(Records from a collection of figures)
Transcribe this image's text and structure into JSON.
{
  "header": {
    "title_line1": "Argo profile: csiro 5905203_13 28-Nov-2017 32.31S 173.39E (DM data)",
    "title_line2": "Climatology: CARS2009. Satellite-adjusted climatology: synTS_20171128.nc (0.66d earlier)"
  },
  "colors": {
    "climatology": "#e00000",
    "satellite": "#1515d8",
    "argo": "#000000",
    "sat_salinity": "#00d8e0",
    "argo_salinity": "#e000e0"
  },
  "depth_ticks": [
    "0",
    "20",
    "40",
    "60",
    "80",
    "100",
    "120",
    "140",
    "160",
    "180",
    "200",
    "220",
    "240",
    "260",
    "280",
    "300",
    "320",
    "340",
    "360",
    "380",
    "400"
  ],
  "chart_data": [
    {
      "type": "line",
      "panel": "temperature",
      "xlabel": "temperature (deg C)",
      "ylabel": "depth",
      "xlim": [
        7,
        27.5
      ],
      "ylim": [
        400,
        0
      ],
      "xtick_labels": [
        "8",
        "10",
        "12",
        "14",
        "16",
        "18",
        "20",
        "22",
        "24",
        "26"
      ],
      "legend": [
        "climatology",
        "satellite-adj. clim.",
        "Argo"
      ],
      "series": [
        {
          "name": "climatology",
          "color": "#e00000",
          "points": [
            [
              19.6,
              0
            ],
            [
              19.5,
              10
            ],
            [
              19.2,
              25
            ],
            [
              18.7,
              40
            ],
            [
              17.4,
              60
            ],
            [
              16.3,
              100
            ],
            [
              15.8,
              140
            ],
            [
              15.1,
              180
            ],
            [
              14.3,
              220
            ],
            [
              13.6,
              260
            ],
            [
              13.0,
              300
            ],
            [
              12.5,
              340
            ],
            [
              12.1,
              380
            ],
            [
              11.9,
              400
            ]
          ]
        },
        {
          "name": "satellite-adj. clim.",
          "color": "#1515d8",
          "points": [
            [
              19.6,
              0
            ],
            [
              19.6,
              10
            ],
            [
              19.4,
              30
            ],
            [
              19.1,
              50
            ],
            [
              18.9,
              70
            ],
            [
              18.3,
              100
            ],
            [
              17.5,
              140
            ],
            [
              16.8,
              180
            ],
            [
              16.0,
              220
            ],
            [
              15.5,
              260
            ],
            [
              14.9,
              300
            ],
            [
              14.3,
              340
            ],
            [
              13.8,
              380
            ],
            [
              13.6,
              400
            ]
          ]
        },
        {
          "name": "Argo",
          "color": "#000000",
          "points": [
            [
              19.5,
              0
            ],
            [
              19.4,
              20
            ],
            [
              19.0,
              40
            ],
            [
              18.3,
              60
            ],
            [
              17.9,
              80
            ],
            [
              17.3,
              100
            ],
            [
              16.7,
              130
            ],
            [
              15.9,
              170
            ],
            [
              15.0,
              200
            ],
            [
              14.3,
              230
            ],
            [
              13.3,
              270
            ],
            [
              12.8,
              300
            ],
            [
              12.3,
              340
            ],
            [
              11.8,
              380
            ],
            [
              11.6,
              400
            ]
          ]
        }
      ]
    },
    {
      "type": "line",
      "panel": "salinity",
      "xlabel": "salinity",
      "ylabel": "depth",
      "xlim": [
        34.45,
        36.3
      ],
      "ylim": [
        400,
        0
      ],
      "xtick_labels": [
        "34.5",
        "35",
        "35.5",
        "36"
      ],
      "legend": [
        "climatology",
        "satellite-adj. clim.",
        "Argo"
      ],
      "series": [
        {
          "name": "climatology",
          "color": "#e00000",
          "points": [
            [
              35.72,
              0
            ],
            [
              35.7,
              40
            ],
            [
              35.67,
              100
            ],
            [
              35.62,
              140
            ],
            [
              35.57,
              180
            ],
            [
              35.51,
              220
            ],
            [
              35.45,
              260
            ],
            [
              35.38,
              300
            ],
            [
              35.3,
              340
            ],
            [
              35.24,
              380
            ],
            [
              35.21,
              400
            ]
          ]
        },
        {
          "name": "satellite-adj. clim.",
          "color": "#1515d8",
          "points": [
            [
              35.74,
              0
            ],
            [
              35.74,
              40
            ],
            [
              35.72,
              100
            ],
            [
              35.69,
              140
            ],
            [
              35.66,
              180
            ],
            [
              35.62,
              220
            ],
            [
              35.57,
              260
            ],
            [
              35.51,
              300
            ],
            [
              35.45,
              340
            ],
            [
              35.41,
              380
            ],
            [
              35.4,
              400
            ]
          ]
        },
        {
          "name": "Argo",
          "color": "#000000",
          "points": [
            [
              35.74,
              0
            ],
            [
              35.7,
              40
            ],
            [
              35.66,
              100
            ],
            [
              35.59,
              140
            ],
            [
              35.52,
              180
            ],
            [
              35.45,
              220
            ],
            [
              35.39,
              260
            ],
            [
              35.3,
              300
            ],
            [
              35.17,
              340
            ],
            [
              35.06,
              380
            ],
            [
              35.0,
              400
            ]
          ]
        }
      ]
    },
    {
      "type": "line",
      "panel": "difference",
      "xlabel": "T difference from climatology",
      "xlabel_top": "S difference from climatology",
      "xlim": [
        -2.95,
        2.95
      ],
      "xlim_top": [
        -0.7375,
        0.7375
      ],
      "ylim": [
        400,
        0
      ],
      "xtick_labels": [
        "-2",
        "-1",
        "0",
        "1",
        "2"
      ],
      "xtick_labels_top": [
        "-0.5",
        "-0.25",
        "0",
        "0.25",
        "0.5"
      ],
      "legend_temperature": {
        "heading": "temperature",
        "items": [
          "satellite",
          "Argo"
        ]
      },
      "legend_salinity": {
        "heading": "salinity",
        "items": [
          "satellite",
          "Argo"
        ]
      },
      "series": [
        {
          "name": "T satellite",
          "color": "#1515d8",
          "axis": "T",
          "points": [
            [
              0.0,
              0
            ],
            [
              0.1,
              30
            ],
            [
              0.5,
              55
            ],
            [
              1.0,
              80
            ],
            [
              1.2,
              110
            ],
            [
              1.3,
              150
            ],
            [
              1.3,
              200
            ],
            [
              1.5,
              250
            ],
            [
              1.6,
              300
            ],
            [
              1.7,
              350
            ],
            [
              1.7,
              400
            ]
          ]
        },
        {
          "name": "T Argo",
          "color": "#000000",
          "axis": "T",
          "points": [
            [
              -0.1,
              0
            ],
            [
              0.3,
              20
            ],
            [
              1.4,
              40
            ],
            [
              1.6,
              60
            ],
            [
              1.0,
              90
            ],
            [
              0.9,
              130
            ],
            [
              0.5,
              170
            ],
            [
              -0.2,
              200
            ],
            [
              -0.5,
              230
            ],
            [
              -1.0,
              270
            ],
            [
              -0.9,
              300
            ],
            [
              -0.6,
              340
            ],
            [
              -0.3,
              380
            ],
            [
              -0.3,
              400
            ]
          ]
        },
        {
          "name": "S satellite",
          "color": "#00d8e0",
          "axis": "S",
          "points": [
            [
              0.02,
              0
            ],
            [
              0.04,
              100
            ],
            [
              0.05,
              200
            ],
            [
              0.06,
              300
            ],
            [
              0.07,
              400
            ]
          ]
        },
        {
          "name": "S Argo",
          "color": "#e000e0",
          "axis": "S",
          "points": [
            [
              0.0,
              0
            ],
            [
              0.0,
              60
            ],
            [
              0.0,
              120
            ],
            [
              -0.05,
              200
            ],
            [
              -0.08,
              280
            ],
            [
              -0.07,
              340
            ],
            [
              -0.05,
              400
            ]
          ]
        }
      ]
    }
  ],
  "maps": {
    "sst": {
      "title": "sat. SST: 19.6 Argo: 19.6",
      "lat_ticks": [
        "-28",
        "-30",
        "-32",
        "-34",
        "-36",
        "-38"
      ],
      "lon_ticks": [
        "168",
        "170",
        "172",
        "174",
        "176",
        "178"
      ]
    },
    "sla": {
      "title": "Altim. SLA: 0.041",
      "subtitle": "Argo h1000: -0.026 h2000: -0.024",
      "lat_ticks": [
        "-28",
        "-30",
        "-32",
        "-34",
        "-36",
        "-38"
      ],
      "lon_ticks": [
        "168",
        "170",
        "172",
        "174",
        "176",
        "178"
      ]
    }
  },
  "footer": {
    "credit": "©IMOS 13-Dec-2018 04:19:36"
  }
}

_WORK INSTRUCTIONS_
Report every line in the data above in which the word "climatology" appears.

_RESULT OF THE EXERCISE_
    "title_line2": "Climatology: CARS2009. Satellite-adjusted climatology: synTS_20171128.nc (0.66d earlier)"
    "climatology": "#e00000",
        "climatology",
          "name": "climatology",
        "climatology",
          "name": "climatology",
      "xlabel": "T difference from climatology",
      "xlabel_top": "S difference from climatology",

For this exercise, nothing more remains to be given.